Collected data:
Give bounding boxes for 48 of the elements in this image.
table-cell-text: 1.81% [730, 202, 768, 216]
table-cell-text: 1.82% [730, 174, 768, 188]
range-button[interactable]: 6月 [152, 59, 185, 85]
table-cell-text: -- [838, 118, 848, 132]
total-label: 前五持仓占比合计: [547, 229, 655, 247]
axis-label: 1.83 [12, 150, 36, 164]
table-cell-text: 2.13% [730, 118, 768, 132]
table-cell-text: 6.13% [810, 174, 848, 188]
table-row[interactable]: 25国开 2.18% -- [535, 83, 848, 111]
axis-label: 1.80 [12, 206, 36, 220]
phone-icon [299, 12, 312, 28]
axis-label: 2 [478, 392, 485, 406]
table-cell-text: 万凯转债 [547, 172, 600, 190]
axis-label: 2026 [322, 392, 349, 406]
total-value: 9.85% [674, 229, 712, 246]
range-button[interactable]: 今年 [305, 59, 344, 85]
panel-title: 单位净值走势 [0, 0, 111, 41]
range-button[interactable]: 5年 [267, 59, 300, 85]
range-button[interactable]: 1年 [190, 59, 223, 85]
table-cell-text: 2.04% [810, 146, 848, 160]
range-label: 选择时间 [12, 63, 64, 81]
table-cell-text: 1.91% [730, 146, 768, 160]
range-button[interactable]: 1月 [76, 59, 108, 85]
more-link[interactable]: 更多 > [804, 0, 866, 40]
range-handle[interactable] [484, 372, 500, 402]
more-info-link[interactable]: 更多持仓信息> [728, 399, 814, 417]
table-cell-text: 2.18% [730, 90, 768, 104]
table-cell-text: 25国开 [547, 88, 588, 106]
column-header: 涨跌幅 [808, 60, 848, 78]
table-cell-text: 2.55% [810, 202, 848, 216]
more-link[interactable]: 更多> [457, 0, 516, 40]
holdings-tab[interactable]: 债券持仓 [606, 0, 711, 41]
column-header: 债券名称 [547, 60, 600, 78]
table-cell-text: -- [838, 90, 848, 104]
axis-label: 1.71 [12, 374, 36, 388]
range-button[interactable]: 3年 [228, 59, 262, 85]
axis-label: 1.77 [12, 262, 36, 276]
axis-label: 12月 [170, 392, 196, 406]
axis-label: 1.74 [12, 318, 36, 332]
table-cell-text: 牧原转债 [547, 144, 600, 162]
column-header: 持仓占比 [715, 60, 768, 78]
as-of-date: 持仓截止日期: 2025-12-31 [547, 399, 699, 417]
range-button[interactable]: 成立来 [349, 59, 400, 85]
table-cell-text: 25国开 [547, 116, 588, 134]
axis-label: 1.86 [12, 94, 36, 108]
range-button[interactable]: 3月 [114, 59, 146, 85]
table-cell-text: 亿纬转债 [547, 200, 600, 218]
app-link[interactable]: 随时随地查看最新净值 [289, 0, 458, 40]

== What the task requires ==
Put every line from the start of the records through the line containing "axis-label: 2 [478, 392, 485, 406]" into a JSON list of strings, one string per line and both ends included.

== Completed task ==
[
  "Give bounding boxes for 48 of the elements in this image.",
  "table-cell-text: 1.81% [730, 202, 768, 216]",
  "table-cell-text: 1.82% [730, 174, 768, 188]",
  "range-button[interactable]: 6月 [152, 59, 185, 85]",
  "table-cell-text: -- [838, 118, 848, 132]",
  "total-label: 前五持仓占比合计: [547, 229, 655, 247]",
  "axis-label: 1.83 [12, 150, 36, 164]",
  "table-cell-text: 2.13% [730, 118, 768, 132]",
  "table-cell-text: 6.13% [810, 174, 848, 188]",
  "table-row[interactable]: 25国开 2.18% -- [535, 83, 848, 111]",
  "axis-label: 1.80 [12, 206, 36, 220]",
  "phone-icon [299, 12, 312, 28]",
  "axis-label: 2 [478, 392, 485, 406]"
]